— start Provided material —

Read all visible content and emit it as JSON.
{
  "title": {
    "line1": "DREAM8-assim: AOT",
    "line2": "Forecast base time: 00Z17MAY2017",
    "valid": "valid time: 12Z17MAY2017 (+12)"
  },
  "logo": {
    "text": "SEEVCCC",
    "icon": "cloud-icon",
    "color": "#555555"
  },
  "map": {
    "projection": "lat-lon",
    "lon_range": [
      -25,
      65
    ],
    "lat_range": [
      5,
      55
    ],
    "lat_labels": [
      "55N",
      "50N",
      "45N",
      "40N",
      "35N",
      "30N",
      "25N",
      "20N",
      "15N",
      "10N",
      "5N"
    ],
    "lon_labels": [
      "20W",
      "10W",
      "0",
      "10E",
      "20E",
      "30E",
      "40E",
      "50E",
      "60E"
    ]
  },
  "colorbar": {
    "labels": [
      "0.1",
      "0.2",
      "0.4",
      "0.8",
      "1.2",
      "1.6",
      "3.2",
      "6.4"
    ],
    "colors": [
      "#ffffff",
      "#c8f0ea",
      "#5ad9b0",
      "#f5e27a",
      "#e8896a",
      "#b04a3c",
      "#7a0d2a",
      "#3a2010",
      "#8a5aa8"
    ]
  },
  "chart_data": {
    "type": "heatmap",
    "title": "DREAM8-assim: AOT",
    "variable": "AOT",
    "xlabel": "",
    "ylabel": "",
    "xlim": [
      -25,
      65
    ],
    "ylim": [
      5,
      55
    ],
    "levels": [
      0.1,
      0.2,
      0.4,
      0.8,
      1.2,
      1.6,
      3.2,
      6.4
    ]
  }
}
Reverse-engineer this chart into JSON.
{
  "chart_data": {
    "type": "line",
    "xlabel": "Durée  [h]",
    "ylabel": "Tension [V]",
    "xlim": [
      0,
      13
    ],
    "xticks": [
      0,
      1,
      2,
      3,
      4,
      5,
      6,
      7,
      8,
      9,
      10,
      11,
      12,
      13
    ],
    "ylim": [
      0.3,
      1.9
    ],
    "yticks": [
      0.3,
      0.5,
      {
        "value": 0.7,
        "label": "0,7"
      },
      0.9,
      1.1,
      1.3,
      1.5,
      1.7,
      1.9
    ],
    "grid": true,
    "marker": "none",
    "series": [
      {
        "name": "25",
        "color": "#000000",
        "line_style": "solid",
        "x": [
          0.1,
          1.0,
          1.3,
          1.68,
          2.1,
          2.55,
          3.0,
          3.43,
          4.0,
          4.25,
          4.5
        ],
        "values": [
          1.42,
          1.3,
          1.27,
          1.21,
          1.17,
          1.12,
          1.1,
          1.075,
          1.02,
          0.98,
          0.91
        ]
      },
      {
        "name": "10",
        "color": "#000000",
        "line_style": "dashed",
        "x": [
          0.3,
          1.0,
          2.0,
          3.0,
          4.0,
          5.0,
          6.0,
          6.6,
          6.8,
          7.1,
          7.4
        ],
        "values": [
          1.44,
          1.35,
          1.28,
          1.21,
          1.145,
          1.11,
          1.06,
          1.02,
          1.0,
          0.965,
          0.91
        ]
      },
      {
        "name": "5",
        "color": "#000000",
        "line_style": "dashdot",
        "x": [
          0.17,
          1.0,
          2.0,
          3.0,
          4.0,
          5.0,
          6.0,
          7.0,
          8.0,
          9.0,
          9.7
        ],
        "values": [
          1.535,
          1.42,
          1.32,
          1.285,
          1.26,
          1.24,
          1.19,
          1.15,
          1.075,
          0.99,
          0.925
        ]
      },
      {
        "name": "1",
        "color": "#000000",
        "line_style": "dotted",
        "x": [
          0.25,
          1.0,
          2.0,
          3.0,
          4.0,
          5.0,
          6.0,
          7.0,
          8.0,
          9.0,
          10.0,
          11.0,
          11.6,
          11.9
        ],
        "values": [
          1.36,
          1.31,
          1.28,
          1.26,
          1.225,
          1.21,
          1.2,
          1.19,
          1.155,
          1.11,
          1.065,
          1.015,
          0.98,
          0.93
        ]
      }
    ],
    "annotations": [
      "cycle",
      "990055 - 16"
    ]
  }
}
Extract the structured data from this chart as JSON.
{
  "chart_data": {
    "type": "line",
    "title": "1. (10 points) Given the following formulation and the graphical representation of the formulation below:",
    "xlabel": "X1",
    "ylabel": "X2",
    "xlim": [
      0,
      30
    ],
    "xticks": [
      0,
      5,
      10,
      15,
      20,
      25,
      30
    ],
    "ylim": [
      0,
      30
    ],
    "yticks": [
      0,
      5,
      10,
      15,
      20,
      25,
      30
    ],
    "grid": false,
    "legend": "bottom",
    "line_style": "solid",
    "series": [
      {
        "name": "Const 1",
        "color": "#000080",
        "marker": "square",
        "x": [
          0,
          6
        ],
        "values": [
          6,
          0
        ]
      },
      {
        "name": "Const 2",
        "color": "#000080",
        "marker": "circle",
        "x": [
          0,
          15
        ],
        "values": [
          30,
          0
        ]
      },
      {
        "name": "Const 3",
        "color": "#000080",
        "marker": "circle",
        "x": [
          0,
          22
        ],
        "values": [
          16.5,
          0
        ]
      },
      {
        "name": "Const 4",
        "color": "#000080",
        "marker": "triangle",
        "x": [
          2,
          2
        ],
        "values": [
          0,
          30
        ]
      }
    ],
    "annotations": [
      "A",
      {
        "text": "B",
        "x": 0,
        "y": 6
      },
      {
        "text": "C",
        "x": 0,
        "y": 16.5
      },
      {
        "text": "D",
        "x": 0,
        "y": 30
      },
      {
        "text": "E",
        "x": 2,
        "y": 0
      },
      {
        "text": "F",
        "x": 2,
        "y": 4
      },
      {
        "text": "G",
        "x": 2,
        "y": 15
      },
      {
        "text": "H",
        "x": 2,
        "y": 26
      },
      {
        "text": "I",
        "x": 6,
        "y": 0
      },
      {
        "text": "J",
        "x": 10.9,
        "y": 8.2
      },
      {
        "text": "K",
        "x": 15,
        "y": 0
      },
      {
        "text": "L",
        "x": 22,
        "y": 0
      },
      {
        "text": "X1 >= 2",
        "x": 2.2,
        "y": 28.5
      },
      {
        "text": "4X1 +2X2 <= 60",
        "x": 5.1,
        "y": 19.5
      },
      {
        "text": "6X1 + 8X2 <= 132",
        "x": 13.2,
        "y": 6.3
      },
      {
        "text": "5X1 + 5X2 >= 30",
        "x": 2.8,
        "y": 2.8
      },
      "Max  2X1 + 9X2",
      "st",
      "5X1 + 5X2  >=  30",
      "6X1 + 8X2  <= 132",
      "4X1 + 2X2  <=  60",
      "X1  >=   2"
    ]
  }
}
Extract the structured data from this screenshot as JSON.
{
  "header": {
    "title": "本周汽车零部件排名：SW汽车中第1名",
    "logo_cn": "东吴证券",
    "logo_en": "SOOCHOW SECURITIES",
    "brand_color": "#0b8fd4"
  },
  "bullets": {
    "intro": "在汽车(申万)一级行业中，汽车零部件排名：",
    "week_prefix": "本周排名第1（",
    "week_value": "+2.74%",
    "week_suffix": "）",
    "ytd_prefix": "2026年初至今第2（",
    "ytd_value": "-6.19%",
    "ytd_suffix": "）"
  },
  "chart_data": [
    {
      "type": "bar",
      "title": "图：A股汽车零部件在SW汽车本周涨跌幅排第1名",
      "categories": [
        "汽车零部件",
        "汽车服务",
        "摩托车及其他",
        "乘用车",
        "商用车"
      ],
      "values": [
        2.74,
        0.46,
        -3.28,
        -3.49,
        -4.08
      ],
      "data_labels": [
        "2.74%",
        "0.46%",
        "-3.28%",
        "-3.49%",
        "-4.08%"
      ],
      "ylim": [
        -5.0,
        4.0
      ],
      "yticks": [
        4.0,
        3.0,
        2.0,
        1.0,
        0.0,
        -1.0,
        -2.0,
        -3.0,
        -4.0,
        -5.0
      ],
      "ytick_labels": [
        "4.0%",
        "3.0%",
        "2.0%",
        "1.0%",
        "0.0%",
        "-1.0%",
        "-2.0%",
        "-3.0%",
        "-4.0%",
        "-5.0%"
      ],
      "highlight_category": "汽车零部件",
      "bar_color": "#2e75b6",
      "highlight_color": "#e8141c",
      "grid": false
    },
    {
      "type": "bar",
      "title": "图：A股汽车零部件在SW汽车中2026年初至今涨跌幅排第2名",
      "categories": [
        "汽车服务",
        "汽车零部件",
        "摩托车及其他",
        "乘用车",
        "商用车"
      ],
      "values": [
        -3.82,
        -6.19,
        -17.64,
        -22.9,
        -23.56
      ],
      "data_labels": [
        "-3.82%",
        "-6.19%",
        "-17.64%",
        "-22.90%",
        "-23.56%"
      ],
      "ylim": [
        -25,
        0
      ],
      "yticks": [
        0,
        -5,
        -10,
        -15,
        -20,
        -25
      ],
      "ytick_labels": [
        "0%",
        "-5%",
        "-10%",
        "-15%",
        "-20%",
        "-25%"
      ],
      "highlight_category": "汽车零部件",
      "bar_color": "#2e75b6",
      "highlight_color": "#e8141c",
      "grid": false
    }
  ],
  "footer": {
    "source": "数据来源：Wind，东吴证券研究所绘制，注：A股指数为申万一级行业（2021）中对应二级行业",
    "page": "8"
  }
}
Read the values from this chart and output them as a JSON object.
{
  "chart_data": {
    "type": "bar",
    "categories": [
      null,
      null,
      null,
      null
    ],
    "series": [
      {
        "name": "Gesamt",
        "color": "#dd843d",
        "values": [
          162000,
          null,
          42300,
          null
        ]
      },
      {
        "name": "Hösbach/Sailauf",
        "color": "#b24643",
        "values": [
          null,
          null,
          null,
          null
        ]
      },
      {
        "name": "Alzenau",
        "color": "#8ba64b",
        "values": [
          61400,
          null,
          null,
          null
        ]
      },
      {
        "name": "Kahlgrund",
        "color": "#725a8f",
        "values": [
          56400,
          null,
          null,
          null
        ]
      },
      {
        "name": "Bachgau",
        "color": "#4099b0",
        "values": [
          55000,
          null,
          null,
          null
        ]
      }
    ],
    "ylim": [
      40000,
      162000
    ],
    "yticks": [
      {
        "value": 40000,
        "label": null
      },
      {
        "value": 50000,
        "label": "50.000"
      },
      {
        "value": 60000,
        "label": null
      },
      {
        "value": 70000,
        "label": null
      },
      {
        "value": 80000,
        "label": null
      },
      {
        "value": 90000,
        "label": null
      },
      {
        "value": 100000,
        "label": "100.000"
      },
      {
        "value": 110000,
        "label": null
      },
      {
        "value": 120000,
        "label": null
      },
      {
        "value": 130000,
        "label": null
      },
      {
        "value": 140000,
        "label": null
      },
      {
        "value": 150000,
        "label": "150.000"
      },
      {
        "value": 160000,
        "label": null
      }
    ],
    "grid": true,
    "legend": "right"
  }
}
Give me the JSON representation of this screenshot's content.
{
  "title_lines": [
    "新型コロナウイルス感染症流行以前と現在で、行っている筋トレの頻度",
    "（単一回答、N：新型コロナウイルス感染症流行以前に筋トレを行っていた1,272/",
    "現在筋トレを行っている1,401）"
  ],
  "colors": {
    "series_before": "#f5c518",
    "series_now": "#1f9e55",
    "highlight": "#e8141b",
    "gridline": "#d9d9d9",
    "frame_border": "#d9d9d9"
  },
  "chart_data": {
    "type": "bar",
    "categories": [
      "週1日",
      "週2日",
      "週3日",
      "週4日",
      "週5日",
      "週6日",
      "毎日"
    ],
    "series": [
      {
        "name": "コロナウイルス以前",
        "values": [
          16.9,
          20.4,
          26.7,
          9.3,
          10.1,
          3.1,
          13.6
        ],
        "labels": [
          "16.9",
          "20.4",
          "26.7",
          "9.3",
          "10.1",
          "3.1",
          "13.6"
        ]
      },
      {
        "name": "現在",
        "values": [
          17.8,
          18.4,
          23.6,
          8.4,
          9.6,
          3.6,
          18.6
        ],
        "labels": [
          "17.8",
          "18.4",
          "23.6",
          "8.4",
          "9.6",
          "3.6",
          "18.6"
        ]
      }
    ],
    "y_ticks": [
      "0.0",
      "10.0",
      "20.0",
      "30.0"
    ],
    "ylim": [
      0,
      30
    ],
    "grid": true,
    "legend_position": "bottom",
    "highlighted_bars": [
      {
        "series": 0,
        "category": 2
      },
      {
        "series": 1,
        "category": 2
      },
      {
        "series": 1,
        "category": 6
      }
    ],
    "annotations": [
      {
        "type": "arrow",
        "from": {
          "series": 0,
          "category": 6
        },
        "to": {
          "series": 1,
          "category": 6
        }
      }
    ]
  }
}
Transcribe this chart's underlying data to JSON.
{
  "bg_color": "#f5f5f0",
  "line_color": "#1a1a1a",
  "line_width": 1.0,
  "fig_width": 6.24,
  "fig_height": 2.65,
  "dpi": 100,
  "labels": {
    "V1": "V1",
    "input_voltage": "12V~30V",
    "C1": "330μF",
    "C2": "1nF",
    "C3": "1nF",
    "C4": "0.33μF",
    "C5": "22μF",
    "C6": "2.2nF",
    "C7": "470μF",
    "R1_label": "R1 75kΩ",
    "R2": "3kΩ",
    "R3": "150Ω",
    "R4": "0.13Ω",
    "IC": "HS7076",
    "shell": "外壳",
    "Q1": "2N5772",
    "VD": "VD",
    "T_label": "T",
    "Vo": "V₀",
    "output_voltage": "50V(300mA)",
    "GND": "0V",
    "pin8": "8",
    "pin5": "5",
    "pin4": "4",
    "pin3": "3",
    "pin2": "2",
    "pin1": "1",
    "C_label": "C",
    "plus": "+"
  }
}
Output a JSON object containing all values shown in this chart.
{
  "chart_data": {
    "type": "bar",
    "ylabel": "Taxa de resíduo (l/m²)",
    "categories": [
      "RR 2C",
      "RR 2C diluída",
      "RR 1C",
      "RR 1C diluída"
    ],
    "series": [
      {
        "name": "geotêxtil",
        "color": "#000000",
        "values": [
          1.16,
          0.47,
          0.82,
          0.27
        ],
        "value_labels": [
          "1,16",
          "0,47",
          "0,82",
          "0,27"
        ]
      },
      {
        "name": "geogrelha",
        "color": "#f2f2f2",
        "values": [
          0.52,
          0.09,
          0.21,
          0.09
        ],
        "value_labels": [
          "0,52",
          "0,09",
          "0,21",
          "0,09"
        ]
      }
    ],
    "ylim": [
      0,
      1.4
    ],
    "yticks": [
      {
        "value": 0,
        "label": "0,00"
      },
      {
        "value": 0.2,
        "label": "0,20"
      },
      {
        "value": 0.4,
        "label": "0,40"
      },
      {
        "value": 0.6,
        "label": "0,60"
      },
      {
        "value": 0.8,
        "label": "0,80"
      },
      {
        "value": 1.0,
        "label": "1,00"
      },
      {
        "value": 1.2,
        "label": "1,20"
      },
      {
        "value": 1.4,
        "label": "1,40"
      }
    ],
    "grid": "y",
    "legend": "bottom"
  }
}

— end Provided material —

**Description of the task**
Pull out and copy each line containing the string "JSON".

**Finished task**
Read all visible content and emit it as JSON.
Reverse-engineer this chart into JSON.
Extract the structured data from this chart as JSON.
Extract the structured data from this screenshot as JSON.
Read the values from this chart and output them as a JSON object.
Give me the JSON representation of this screenshot's content.
Transcribe this chart's underlying data to JSON.
Output a JSON object containing all values shown in this chart.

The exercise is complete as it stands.